WHAT THIS TASK INVOLVES: State how many lines include "Power", giving the number by itself.

Dataset entries:
----

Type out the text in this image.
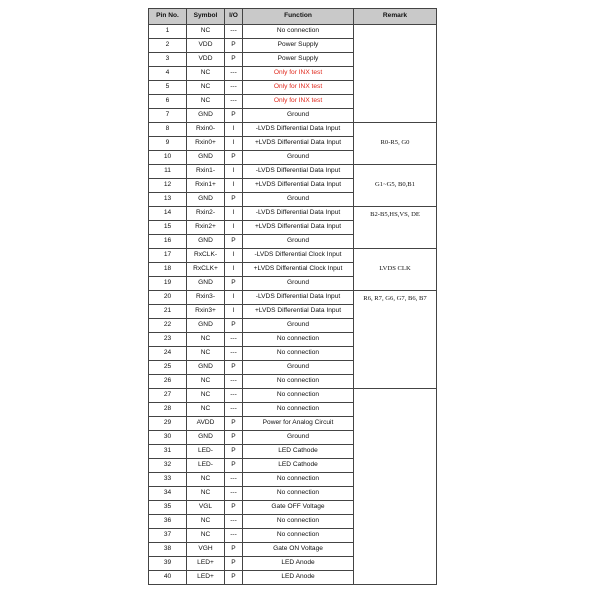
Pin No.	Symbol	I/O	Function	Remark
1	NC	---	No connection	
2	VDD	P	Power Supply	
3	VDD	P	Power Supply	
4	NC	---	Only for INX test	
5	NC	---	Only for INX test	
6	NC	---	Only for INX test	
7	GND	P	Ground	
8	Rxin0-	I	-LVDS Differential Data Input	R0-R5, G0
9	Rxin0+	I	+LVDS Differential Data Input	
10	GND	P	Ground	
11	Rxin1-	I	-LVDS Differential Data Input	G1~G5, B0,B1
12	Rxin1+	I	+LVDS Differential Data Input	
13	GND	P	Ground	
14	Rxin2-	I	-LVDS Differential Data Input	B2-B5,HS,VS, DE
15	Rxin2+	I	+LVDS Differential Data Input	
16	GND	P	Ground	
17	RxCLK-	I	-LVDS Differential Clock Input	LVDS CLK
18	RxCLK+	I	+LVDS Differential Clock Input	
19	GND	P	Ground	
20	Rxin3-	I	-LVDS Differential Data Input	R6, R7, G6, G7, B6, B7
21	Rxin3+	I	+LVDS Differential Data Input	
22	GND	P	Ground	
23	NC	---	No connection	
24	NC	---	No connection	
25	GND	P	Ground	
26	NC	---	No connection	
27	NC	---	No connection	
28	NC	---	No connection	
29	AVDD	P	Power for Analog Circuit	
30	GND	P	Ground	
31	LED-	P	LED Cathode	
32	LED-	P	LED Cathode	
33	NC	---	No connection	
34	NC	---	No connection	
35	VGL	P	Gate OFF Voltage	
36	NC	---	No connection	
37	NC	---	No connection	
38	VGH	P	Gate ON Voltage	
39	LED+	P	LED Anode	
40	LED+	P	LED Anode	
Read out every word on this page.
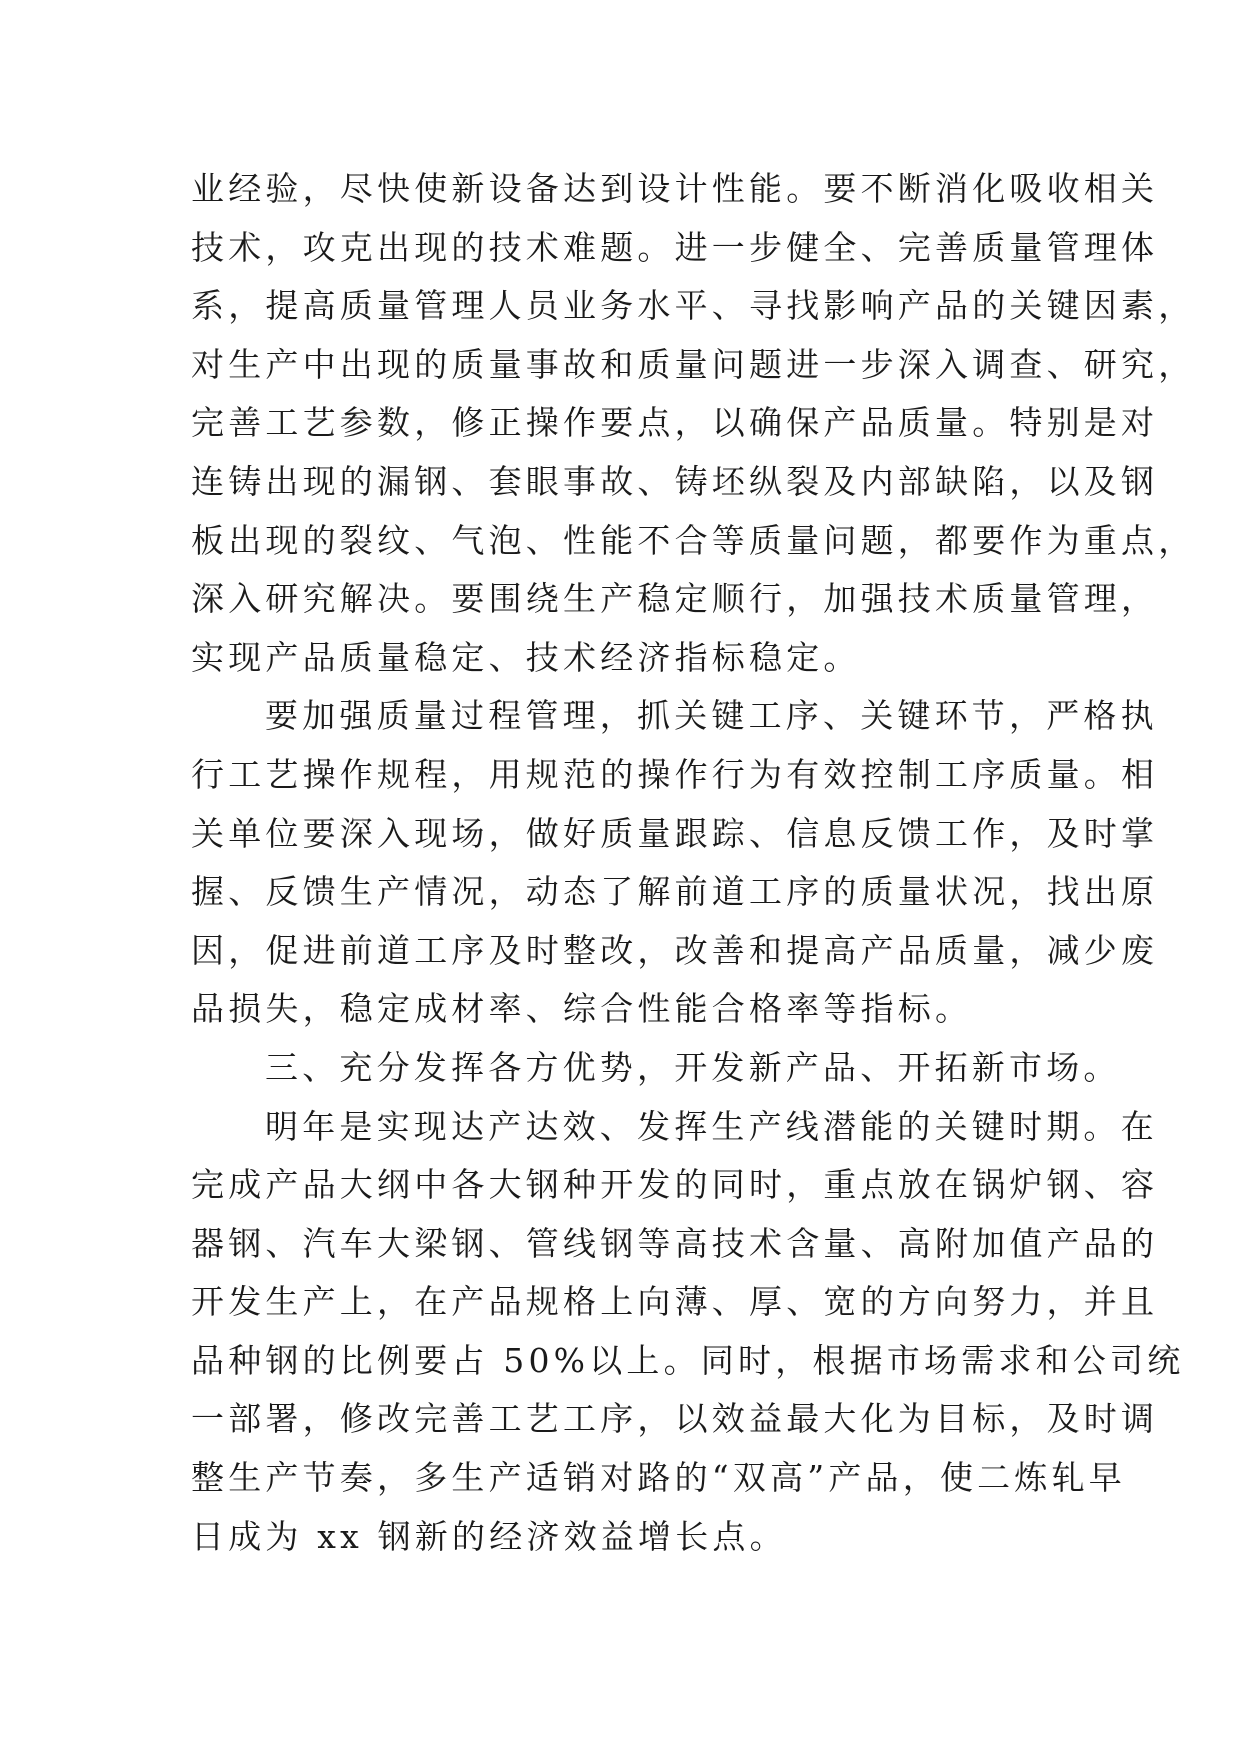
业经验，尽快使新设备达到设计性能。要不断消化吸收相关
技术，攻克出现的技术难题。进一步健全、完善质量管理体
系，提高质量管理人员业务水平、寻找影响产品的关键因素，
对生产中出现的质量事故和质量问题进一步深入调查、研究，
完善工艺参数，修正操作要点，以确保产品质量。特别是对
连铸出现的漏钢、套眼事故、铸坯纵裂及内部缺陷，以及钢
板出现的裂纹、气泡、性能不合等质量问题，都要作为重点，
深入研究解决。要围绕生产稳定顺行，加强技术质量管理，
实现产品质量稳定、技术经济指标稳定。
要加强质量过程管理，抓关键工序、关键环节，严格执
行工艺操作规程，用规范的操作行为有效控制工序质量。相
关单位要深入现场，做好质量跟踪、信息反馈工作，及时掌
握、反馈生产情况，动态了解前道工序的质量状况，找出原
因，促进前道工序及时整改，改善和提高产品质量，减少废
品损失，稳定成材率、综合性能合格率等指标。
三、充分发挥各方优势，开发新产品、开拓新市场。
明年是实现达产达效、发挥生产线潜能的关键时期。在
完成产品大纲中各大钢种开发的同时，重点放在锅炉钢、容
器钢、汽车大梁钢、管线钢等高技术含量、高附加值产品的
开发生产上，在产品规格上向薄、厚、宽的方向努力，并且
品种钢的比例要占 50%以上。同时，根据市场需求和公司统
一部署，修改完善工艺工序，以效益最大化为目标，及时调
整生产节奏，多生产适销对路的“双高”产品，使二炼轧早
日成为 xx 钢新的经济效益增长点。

----

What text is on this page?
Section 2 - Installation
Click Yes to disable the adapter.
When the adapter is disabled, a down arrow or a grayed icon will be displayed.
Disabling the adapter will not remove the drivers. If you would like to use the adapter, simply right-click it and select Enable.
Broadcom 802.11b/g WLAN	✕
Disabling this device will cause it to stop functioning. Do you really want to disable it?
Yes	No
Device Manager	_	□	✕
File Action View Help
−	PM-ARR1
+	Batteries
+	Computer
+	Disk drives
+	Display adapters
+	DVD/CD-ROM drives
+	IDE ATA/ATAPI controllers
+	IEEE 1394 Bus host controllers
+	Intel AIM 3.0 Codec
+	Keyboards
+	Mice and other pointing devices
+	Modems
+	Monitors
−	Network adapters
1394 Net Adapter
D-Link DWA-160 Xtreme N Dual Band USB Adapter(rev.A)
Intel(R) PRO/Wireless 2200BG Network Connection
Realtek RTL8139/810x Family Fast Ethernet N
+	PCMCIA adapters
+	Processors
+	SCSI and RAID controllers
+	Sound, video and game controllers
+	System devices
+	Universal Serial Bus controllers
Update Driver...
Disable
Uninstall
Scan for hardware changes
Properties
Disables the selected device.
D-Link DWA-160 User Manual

----

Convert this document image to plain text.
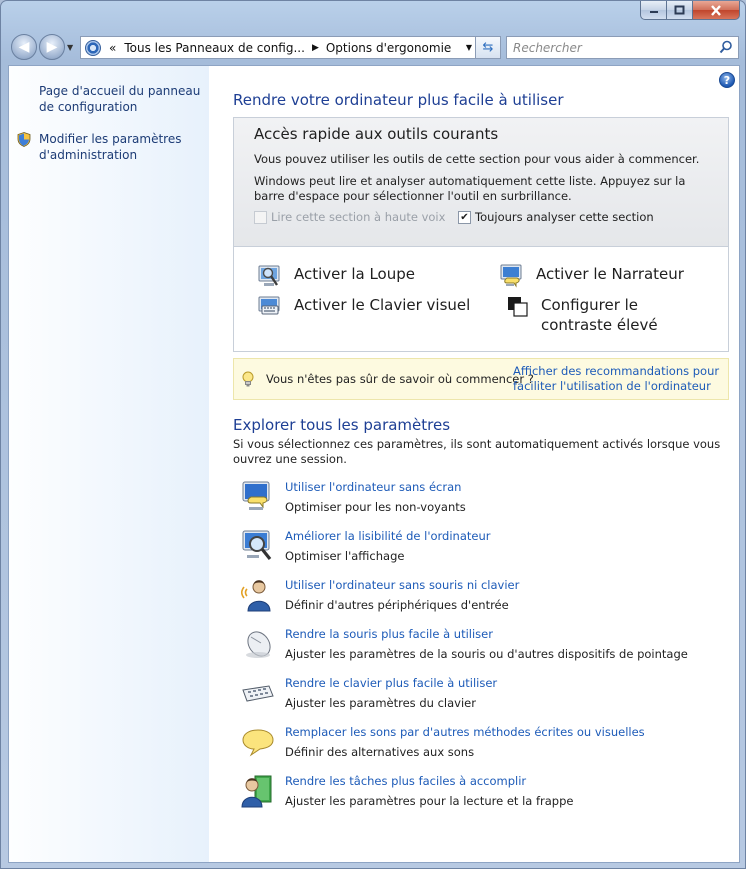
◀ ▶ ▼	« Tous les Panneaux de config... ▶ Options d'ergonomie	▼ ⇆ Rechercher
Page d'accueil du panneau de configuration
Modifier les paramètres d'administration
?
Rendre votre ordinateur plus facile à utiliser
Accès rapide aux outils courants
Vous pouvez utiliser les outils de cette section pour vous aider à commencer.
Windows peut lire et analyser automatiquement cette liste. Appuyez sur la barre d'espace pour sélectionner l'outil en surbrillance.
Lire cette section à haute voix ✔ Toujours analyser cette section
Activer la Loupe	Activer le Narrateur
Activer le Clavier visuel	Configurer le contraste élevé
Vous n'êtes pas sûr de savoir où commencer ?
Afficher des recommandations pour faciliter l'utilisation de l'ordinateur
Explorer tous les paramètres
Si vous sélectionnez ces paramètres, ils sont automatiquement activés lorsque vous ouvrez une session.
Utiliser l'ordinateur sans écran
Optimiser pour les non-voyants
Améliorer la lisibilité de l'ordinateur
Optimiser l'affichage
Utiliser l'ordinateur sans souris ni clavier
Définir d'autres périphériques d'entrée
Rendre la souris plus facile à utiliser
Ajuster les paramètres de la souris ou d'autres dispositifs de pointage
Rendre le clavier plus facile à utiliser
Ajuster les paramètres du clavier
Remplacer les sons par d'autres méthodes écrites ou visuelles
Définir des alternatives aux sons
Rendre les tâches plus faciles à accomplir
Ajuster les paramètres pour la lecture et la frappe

----

OUTPUT: 3